→ **EXERCISE**
Find the string "Medical" in the material. Copy every line that has it.
SUPPLIED INFORMATION below:
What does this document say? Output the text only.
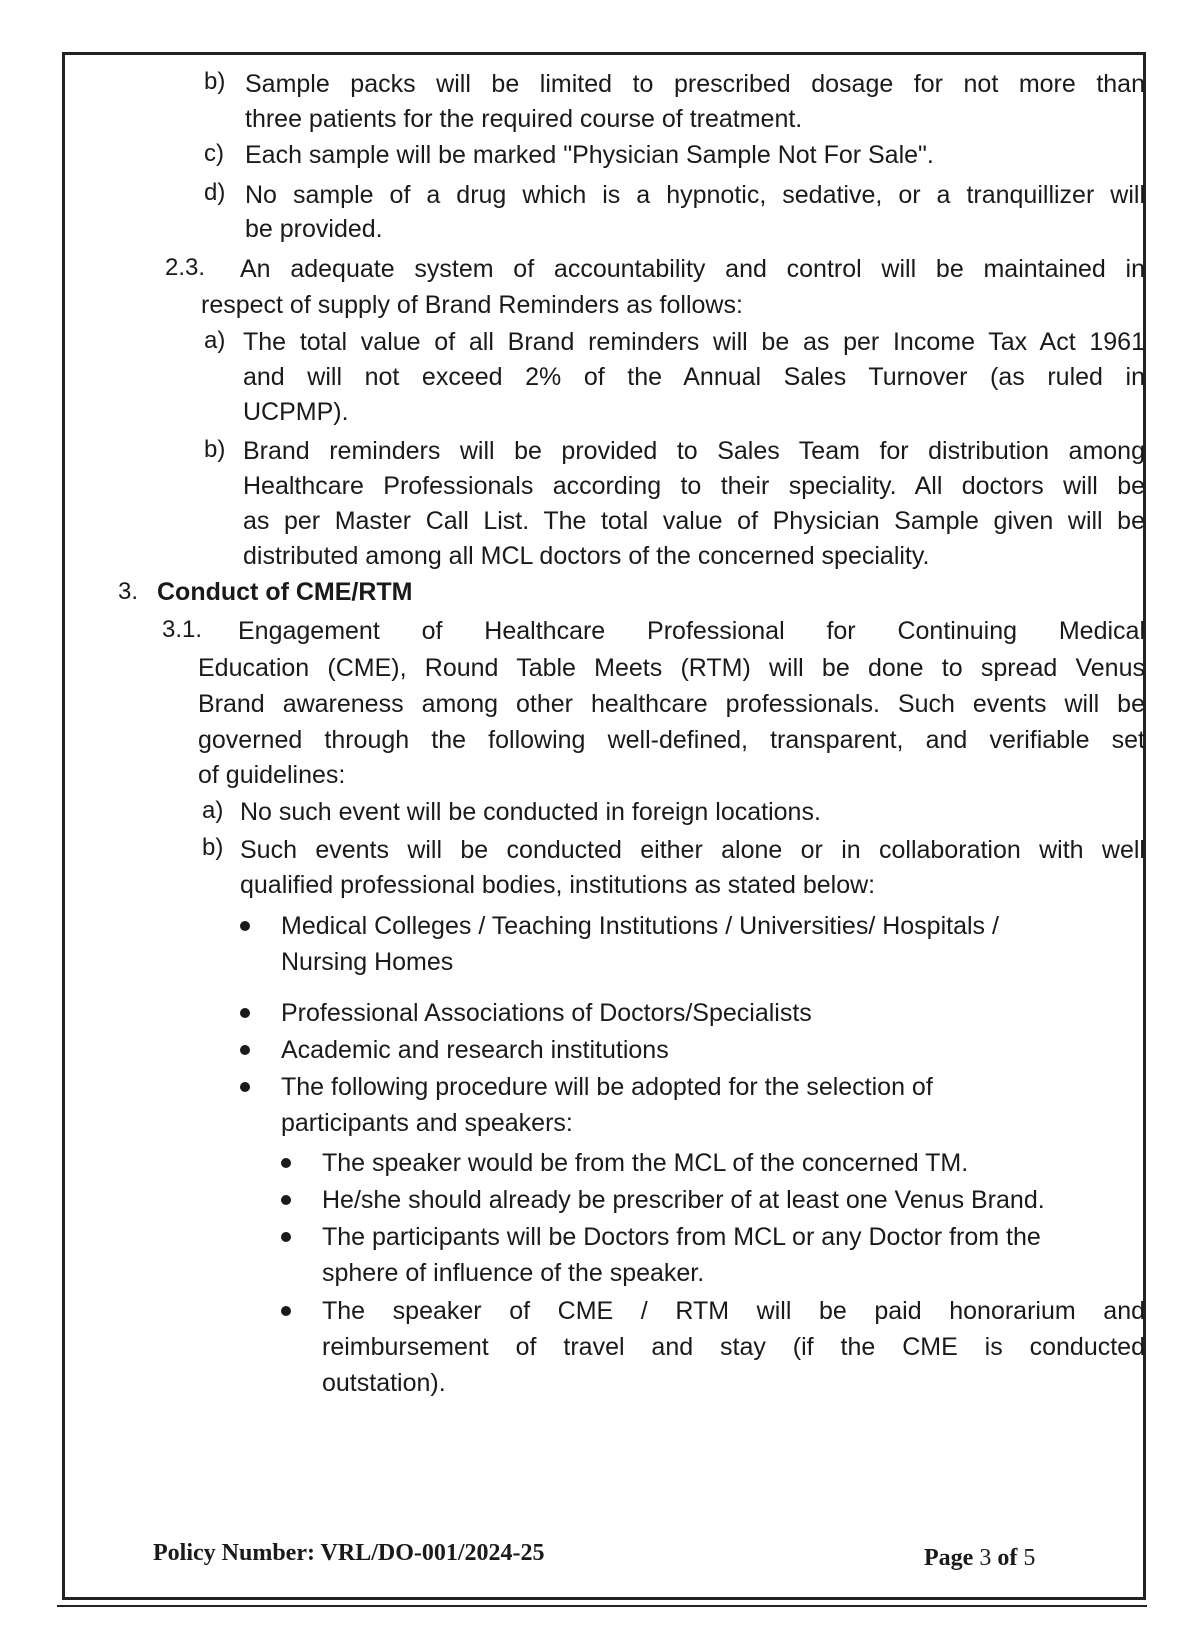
b) Sample packs will be limited to prescribed dosage for not more than
three patients for the required course of treatment.
c) Each sample will be marked "Physician Sample Not For Sale".
d) No sample of a drug which is a hypnotic, sedative, or a tranquillizer will
be provided.
2.3. An adequate system of accountability and control will be maintained in
respect of supply of Brand Reminders as follows:
a) The total value of all Brand reminders will be as per Income Tax Act 1961
and will not exceed 2% of the Annual Sales Turnover (as ruled in
UCPMP).
b) Brand reminders will be provided to Sales Team for distribution among
Healthcare Professionals according to their speciality. All doctors will be
as per Master Call List. The total value of Physician Sample given will be
distributed among all MCL doctors of the concerned speciality.
3. Conduct of CME/RTM
3.1. Engagement of Healthcare Professional for Continuing Medical
Education (CME), Round Table Meets (RTM) will be done to spread Venus
Brand awareness among other healthcare professionals. Such events will be
governed through the following well-defined, transparent, and verifiable set
of guidelines:
a) No such event will be conducted in foreign locations.
b) Such events will be conducted either alone or in collaboration with well
qualified professional bodies, institutions as stated below:
Medical Colleges / Teaching Institutions / Universities/ Hospitals /
Nursing Homes
Professional Associations of Doctors/Specialists
Academic and research institutions
The following procedure will be adopted for the selection of
participants and speakers:
The speaker would be from the MCL of the concerned TM.
He/she should already be prescriber of at least one Venus Brand.
The participants will be Doctors from MCL or any Doctor from the
sphere of influence of the speaker.
The speaker of CME / RTM will be paid honorarium and
reimbursement of travel and stay (if the CME is conducted
outstation).
Policy Number: VRL/DO-001/2024-25	Page 3 of 5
End of SUPPLIED INFORMATION.
→ **OUTPUT**
3.1. Engagement of Healthcare Professional for Continuing Medical
Medical Colleges / Teaching Institutions / Universities/ Hospitals /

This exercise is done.